* _BRIEF_:
Output every entry exactly as written, but omit the pictures.

* _EXERCISE INPUT_:
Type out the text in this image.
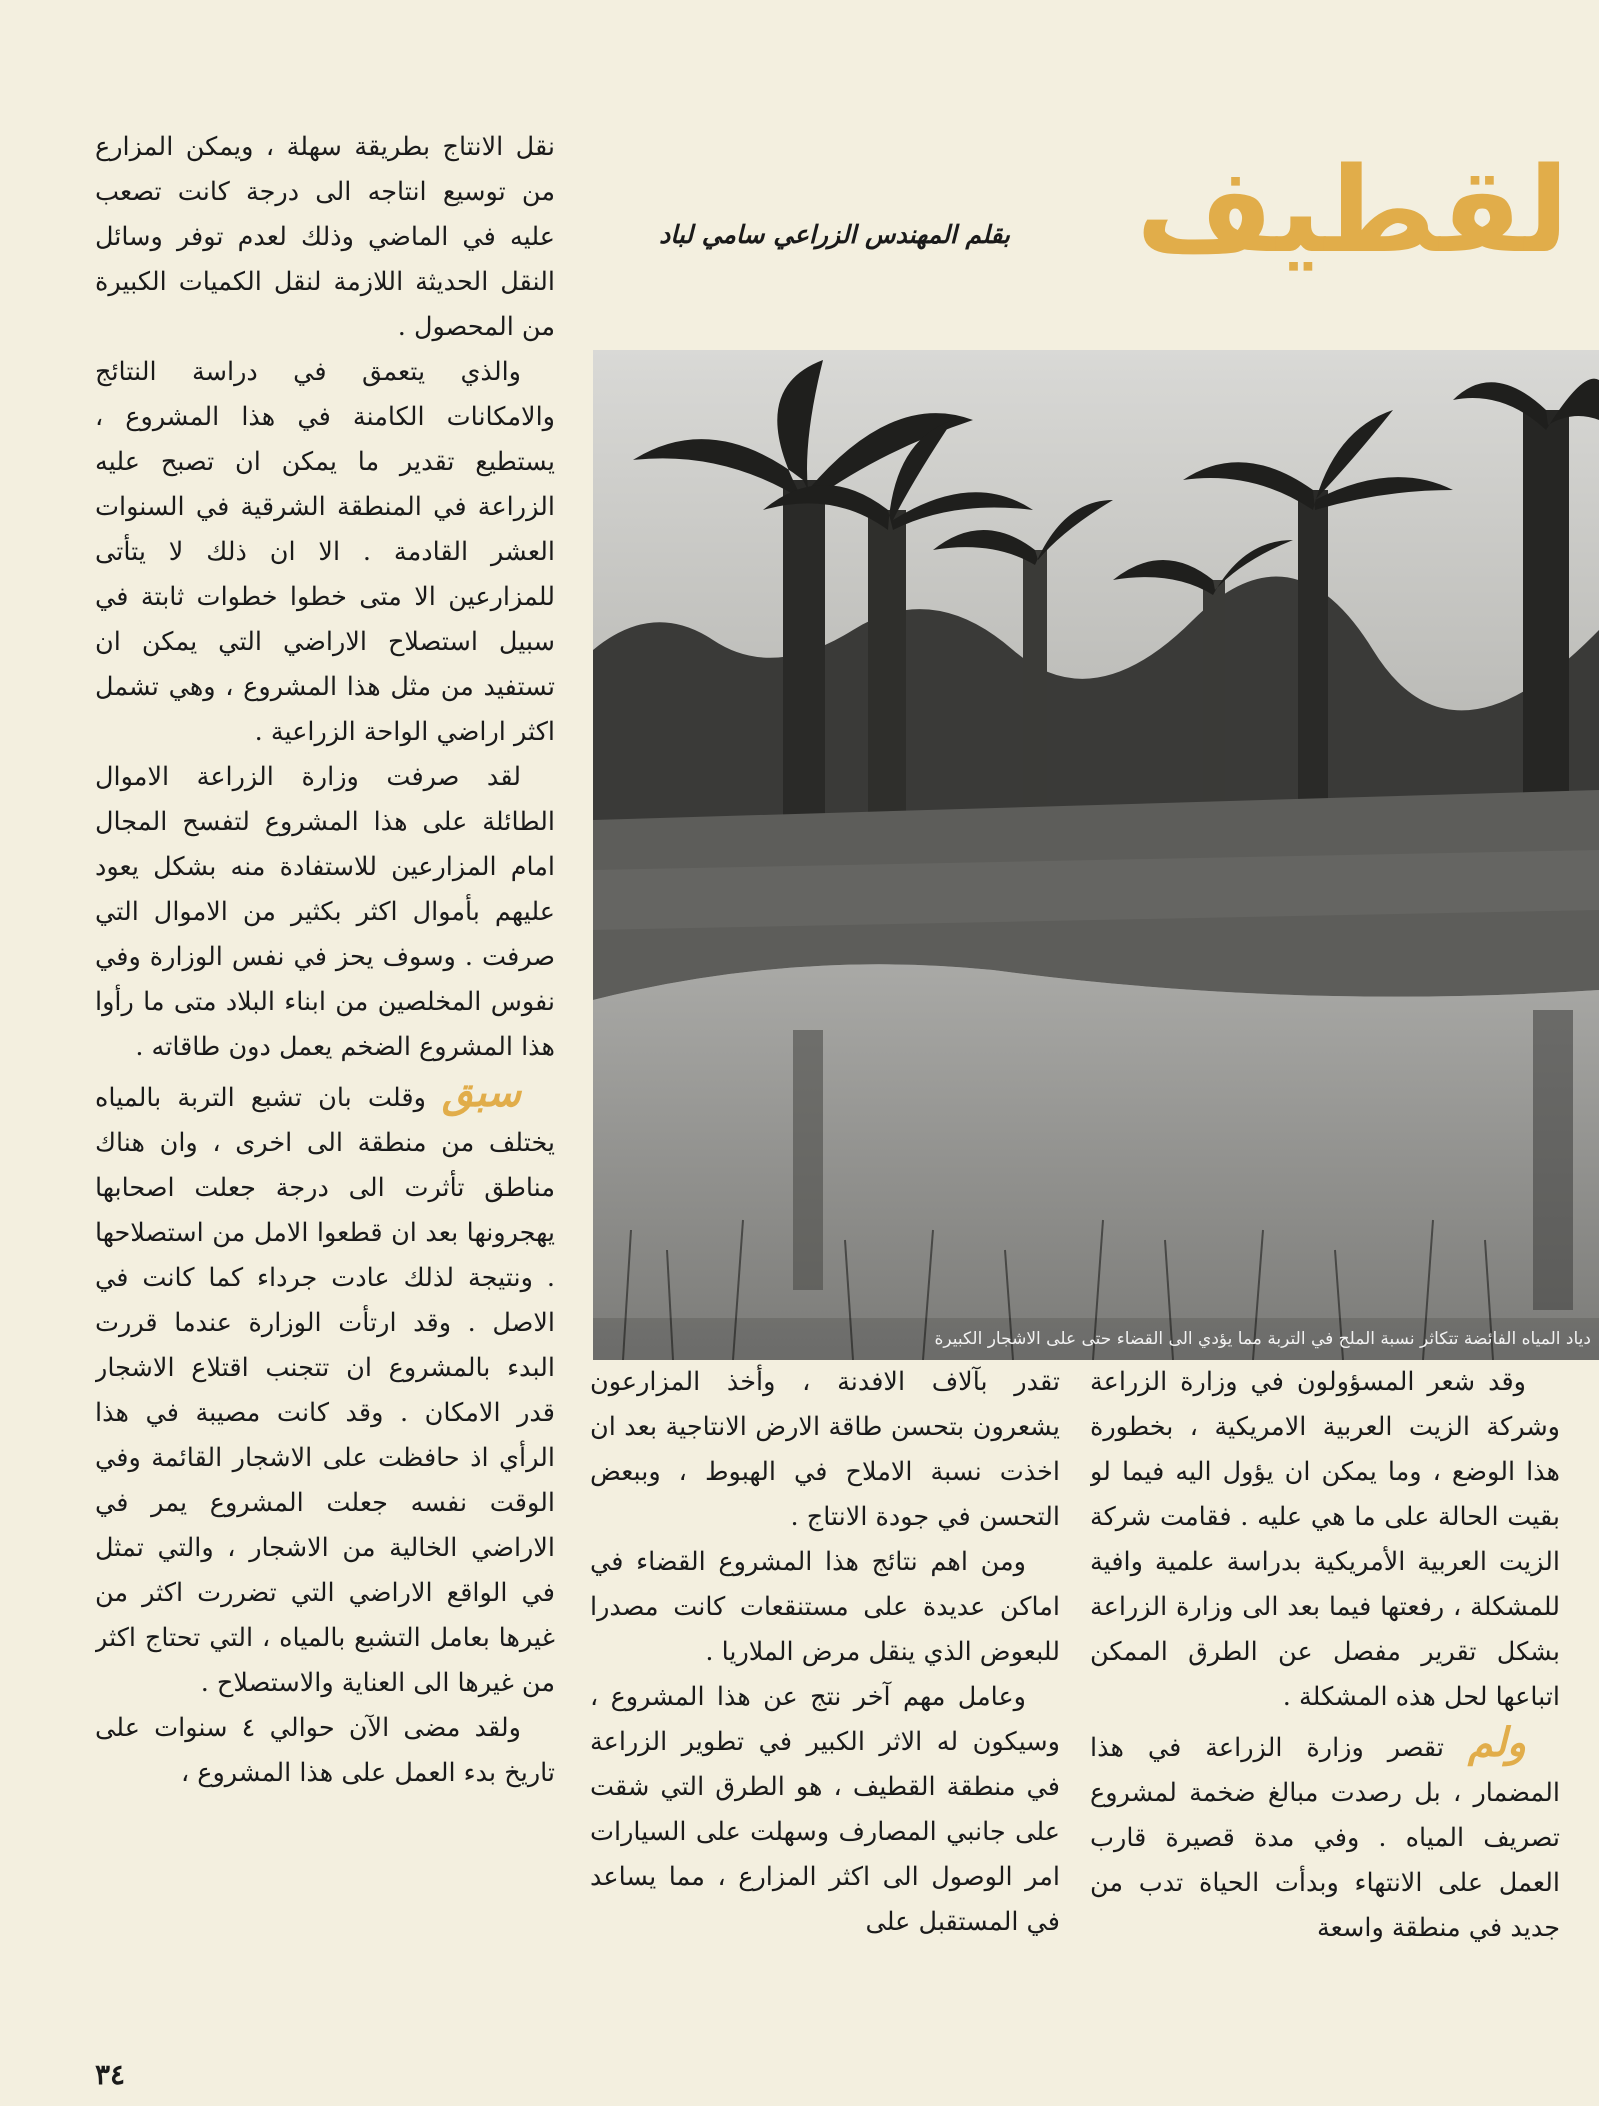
لقطيف
بقلم المهندس الزراعي سامي لباد
دياد المياه الفائضة تتكاثر نسبة الملح في التربة مما يؤدي الى القضاء حتى على الاشجار الكبيرة

نقل الانتاج بطريقة سهلة ، ويمكن المزارع من توسيع انتاجه الى درجة كانت تصعب عليه في الماضي وذلك لعدم توفر وسائل النقل الحديثة اللازمة لنقل الكميات الكبيرة من المحصول .

والذي يتعمق في دراسة النتائج والامكانات الكامنة في هذا المشروع ، يستطيع تقدير ما يمكن ان تصبح عليه الزراعة في المنطقة الشرقية في السنوات العشر القادمة . الا ان ذلك لا يتأتى للمزارعين الا متى خطوا خطوات ثابتة في سبيل استصلاح الاراضي التي يمكن ان تستفيد من مثل هذا المشروع ، وهي تشمل اكثر اراضي الواحة الزراعية .

لقد صرفت وزارة الزراعة الاموال الطائلة على هذا المشروع لتفسح المجال امام المزارعين للاستفادة منه بشكل يعود عليهم بأموال اكثر بكثير من الاموال التي صرفت . وسوف يحز في نفس الوزارة وفي نفوس المخلصين من ابناء البلاد متى ما رأوا هذا المشروع الضخم يعمل دون طاقاته .

سبق وقلت بان تشبع التربة بالمياه يختلف من منطقة الى اخرى ، وان هناك مناطق تأثرت الى درجة جعلت اصحابها يهجرونها بعد ان قطعوا الامل من استصلاحها . ونتيجة لذلك عادت جرداء كما كانت في الاصل . وقد ارتأت الوزارة عندما قررت البدء بالمشروع ان تتجنب اقتلاع الاشجار قدر الامكان . وقد كانت مصيبة في هذا الرأي اذ حافظت على الاشجار القائمة وفي الوقت نفسه جعلت المشروع يمر في الاراضي الخالية من الاشجار ، والتي تمثل في الواقع الاراضي التي تضررت اكثر من غيرها بعامل التشبع بالمياه ، التي تحتاج اكثر من غيرها الى العناية والاستصلاح .

ولقد مضى الآن حوالي ٤ سنوات على تاريخ بدء العمل على هذا المشروع ،

تقدر بآلاف الافدنة ، وأخذ المزارعون يشعرون بتحسن طاقة الارض الانتاجية بعد ان اخذت نسبة الاملاح في الهبوط ، وببعض التحسن في جودة الانتاج .

ومن اهم نتائج هذا المشروع القضاء في اماكن عديدة على مستنقعات كانت مصدرا للبعوض الذي ينقل مرض الملاريا .

وعامل مهم آخر نتج عن هذا المشروع ، وسيكون له الاثر الكبير في تطوير الزراعة في منطقة القطيف ، هو الطرق التي شقت على جانبي المصارف وسهلت على السيارات امر الوصول الى اكثر المزارع ، مما يساعد في المستقبل على

وقد شعر المسؤولون في وزارة الزراعة وشركة الزيت العربية الامريكية ، بخطورة هذا الوضع ، وما يمكن ان يؤول اليه فيما لو بقيت الحالة على ما هي عليه . فقامت شركة الزيت العربية الأمريكية بدراسة علمية وافية للمشكلة ، رفعتها فيما بعد الى وزارة الزراعة بشكل تقرير مفصل عن الطرق الممكن اتباعها لحل هذه المشكلة .

ولم تقصر وزارة الزراعة في هذا المضمار ، بل رصدت مبالغ ضخمة لمشروع تصريف المياه . وفي مدة قصيرة قارب العمل على الانتهاء وبدأت الحياة تدب من جديد في منطقة واسعة

٣٤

* _FINISHED TASK_:
Type out the text in this image.
لقطيف
بقلم المهندس الزراعي سامي لباد
دياد المياه الفائضة تتكاثر نسبة الملح في التربة مما يؤدي الى القضاء حتى على الاشجار الكبيرة

نقل الانتاج بطريقة سهلة ، ويمكن المزارع من توسيع انتاجه الى درجة كانت تصعب عليه في الماضي وذلك لعدم توفر وسائل النقل الحديثة اللازمة لنقل الكميات الكبيرة من المحصول .

والذي يتعمق في دراسة النتائج والامكانات الكامنة في هذا المشروع ، يستطيع تقدير ما يمكن ان تصبح عليه الزراعة في المنطقة الشرقية في السنوات العشر القادمة . الا ان ذلك لا يتأتى للمزارعين الا متى خطوا خطوات ثابتة في سبيل استصلاح الاراضي التي يمكن ان تستفيد من مثل هذا المشروع ، وهي تشمل اكثر اراضي الواحة الزراعية .

لقد صرفت وزارة الزراعة الاموال الطائلة على هذا المشروع لتفسح المجال امام المزارعين للاستفادة منه بشكل يعود عليهم بأموال اكثر بكثير من الاموال التي صرفت . وسوف يحز في نفس الوزارة وفي نفوس المخلصين من ابناء البلاد متى ما رأوا هذا المشروع الضخم يعمل دون طاقاته .

سبق وقلت بان تشبع التربة بالمياه يختلف من منطقة الى اخرى ، وان هناك مناطق تأثرت الى درجة جعلت اصحابها يهجرونها بعد ان قطعوا الامل من استصلاحها . ونتيجة لذلك عادت جرداء كما كانت في الاصل . وقد ارتأت الوزارة عندما قررت البدء بالمشروع ان تتجنب اقتلاع الاشجار قدر الامكان . وقد كانت مصيبة في هذا الرأي اذ حافظت على الاشجار القائمة وفي الوقت نفسه جعلت المشروع يمر في الاراضي الخالية من الاشجار ، والتي تمثل في الواقع الاراضي التي تضررت اكثر من غيرها بعامل التشبع بالمياه ، التي تحتاج اكثر من غيرها الى العناية والاستصلاح .

ولقد مضى الآن حوالي ٤ سنوات على تاريخ بدء العمل على هذا المشروع ،

تقدر بآلاف الافدنة ، وأخذ المزارعون يشعرون بتحسن طاقة الارض الانتاجية بعد ان اخذت نسبة الاملاح في الهبوط ، وببعض التحسن في جودة الانتاج .

ومن اهم نتائج هذا المشروع القضاء في اماكن عديدة على مستنقعات كانت مصدرا للبعوض الذي ينقل مرض الملاريا .

وعامل مهم آخر نتج عن هذا المشروع ، وسيكون له الاثر الكبير في تطوير الزراعة في منطقة القطيف ، هو الطرق التي شقت على جانبي المصارف وسهلت على السيارات امر الوصول الى اكثر المزارع ، مما يساعد في المستقبل على

وقد شعر المسؤولون في وزارة الزراعة وشركة الزيت العربية الامريكية ، بخطورة هذا الوضع ، وما يمكن ان يؤول اليه فيما لو بقيت الحالة على ما هي عليه . فقامت شركة الزيت العربية الأمريكية بدراسة علمية وافية للمشكلة ، رفعتها فيما بعد الى وزارة الزراعة بشكل تقرير مفصل عن الطرق الممكن اتباعها لحل هذه المشكلة .

ولم تقصر وزارة الزراعة في هذا المضمار ، بل رصدت مبالغ ضخمة لمشروع تصريف المياه . وفي مدة قصيرة قارب العمل على الانتهاء وبدأت الحياة تدب من جديد في منطقة واسعة

٣٤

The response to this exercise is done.